- _What you need to do_: Below are records to be output exactly, every one of them.

________________________

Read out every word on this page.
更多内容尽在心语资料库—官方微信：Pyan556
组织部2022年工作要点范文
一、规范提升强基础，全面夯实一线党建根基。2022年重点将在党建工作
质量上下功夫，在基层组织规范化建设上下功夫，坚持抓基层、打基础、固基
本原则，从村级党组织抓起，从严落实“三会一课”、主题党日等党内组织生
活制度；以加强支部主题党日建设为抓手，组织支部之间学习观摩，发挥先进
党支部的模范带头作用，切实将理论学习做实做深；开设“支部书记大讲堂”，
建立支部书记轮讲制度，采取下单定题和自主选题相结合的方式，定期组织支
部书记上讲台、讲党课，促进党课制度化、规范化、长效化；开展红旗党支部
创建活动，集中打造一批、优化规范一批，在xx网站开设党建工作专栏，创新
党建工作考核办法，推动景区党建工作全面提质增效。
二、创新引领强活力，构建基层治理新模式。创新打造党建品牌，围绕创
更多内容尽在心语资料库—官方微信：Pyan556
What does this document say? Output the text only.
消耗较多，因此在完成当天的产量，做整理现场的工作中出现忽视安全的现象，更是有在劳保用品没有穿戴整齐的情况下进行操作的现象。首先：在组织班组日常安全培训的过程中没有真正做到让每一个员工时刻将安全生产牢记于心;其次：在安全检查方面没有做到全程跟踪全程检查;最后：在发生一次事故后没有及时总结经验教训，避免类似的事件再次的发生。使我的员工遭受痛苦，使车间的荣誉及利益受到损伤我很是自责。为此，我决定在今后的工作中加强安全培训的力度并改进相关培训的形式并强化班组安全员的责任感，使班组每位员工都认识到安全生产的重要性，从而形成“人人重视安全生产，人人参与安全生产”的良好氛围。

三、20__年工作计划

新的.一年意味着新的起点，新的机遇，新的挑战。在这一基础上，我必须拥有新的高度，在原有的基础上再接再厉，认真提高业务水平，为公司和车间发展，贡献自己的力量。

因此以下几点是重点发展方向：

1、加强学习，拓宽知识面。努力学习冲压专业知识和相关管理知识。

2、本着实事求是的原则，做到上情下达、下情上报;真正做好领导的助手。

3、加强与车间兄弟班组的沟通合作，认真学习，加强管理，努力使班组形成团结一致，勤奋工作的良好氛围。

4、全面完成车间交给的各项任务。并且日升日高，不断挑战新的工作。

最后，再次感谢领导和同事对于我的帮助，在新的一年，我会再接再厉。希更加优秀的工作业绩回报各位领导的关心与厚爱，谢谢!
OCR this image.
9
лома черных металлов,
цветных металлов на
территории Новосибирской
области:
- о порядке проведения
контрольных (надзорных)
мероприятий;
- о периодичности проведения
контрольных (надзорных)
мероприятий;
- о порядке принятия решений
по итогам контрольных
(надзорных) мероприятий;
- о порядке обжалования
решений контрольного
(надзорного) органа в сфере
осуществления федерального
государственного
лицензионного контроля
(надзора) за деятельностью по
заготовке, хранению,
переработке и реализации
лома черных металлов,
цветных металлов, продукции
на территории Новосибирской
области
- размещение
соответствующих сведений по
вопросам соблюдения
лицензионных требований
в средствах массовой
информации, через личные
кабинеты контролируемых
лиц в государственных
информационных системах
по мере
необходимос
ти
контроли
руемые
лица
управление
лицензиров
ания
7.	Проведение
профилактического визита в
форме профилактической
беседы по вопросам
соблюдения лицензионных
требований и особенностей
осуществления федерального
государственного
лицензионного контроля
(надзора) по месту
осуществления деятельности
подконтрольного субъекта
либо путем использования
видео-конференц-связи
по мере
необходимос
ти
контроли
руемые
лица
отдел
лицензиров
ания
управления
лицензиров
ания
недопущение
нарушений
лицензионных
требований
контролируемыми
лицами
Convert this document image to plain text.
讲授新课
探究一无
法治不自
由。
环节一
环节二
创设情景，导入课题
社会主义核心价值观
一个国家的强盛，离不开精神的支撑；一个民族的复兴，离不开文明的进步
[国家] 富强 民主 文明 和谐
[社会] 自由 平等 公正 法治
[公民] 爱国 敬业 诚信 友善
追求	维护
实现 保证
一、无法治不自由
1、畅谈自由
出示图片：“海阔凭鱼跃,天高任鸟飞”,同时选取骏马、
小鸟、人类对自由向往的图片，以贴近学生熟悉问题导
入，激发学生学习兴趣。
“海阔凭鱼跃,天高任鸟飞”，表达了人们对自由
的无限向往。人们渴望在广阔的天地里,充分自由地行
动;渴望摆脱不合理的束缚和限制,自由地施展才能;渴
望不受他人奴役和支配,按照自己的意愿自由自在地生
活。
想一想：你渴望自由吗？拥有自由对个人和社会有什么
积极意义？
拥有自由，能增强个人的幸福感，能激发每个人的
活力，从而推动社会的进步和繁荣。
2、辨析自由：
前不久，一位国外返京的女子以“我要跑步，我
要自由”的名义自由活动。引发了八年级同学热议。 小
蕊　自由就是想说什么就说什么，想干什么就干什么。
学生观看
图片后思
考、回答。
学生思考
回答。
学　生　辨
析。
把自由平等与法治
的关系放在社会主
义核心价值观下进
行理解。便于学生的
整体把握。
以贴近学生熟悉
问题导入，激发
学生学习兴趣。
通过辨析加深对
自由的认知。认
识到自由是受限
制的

________________________

- _The reply_:
Read out every word on this page.
更多内容尽在心语资料库—官方微信：Pyan556
组织部2022年工作要点范文
一、规范提升强基础，全面夯实一线党建根基。2022年重点将在党建工作
质量上下功夫，在基层组织规范化建设上下功夫，坚持抓基层、打基础、固基
本原则，从村级党组织抓起，从严落实“三会一课”、主题党日等党内组织生
活制度；以加强支部主题党日建设为抓手，组织支部之间学习观摩，发挥先进
党支部的模范带头作用，切实将理论学习做实做深；开设“支部书记大讲堂”，
建立支部书记轮讲制度，采取下单定题和自主选题相结合的方式，定期组织支
部书记上讲台、讲党课，促进党课制度化、规范化、长效化；开展红旗党支部
创建活动，集中打造一批、优化规范一批，在xx网站开设党建工作专栏，创新
党建工作考核办法，推动景区党建工作全面提质增效。
二、创新引领强活力，构建基层治理新模式。创新打造党建品牌，围绕创
更多内容尽在心语资料库—官方微信：Pyan556
What does this document say? Output the text only.
消耗较多，因此在完成当天的产量，做整理现场的工作中出现忽视安全的现象，更是有在劳保用品没有穿戴整齐的情况下进行操作的现象。首先：在组织班组日常安全培训的过程中没有真正做到让每一个员工时刻将安全生产牢记于心;其次：在安全检查方面没有做到全程跟踪全程检查;最后：在发生一次事故后没有及时总结经验教训，避免类似的事件再次的发生。使我的员工遭受痛苦，使车间的荣誉及利益受到损伤我很是自责。为此，我决定在今后的工作中加强安全培训的力度并改进相关培训的形式并强化班组安全员的责任感，使班组每位员工都认识到安全生产的重要性，从而形成“人人重视安全生产，人人参与安全生产”的良好氛围。

三、20__年工作计划

新的.一年意味着新的起点，新的机遇，新的挑战。在这一基础上，我必须拥有新的高度，在原有的基础上再接再厉，认真提高业务水平，为公司和车间发展，贡献自己的力量。

因此以下几点是重点发展方向：

1、加强学习，拓宽知识面。努力学习冲压专业知识和相关管理知识。

2、本着实事求是的原则，做到上情下达、下情上报;真正做好领导的助手。

3、加强与车间兄弟班组的沟通合作，认真学习，加强管理，努力使班组形成团结一致，勤奋工作的良好氛围。

4、全面完成车间交给的各项任务。并且日升日高，不断挑战新的工作。

最后，再次感谢领导和同事对于我的帮助，在新的一年，我会再接再厉。希更加优秀的工作业绩回报各位领导的关心与厚爱，谢谢!
OCR this image.
9
лома черных металлов,
цветных металлов на
территории Новосибирской
области:
- о порядке проведения
контрольных (надзорных)
мероприятий;
- о периодичности проведения
контрольных (надзорных)
мероприятий;
- о порядке принятия решений
по итогам контрольных
(надзорных) мероприятий;
- о порядке обжалования
решений контрольного
(надзорного) органа в сфере
осуществления федерального
государственного
лицензионного контроля
(надзора) за деятельностью по
заготовке, хранению,
переработке и реализации
лома черных металлов,
цветных металлов, продукции
на территории Новосибирской
области
- размещение
соответствующих сведений по
вопросам соблюдения
лицензионных требований
в средствах массовой
информации, через личные
кабинеты контролируемых
лиц в государственных
информационных системах
по мере
необходимос
ти
контроли
руемые
лица
управление
лицензиров
ания
7.	Проведение
профилактического визита в
форме профилактической
беседы по вопросам
соблюдения лицензионных
требований и особенностей
осуществления федерального
государственного
лицензионного контроля
(надзора) по месту
осуществления деятельности
подконтрольного субъекта
либо путем использования
видео-конференц-связи
по мере
необходимос
ти
контроли
руемые
лица
отдел
лицензиров
ания
управления
лицензиров
ания
недопущение
нарушений
лицензионных
требований
контролируемыми
лицами
Convert this document image to plain text.
讲授新课
探究一无
法治不自
由。
环节一
环节二
创设情景，导入课题
社会主义核心价值观
一个国家的强盛，离不开精神的支撑；一个民族的复兴，离不开文明的进步
[国家] 富强 民主 文明 和谐
[社会] 自由 平等 公正 法治
[公民] 爱国 敬业 诚信 友善
追求	维护
实现 保证
一、无法治不自由
1、畅谈自由
出示图片：“海阔凭鱼跃,天高任鸟飞”,同时选取骏马、
小鸟、人类对自由向往的图片，以贴近学生熟悉问题导
入，激发学生学习兴趣。
“海阔凭鱼跃,天高任鸟飞”，表达了人们对自由
的无限向往。人们渴望在广阔的天地里,充分自由地行
动;渴望摆脱不合理的束缚和限制,自由地施展才能;渴
望不受他人奴役和支配,按照自己的意愿自由自在地生
活。
想一想：你渴望自由吗？拥有自由对个人和社会有什么
积极意义？
拥有自由，能增强个人的幸福感，能激发每个人的
活力，从而推动社会的进步和繁荣。
2、辨析自由：
前不久，一位国外返京的女子以“我要跑步，我
要自由”的名义自由活动。引发了八年级同学热议。 小
蕊　自由就是想说什么就说什么，想干什么就干什么。
学生观看
图片后思
考、回答。
学生思考
回答。
学　生　辨
析。
把自由平等与法治
的关系放在社会主
义核心价值观下进
行理解。便于学生的
整体把握。
以贴近学生熟悉
问题导入，激发
学生学习兴趣。
通过辨析加深对
自由的认知。认
识到自由是受限
制的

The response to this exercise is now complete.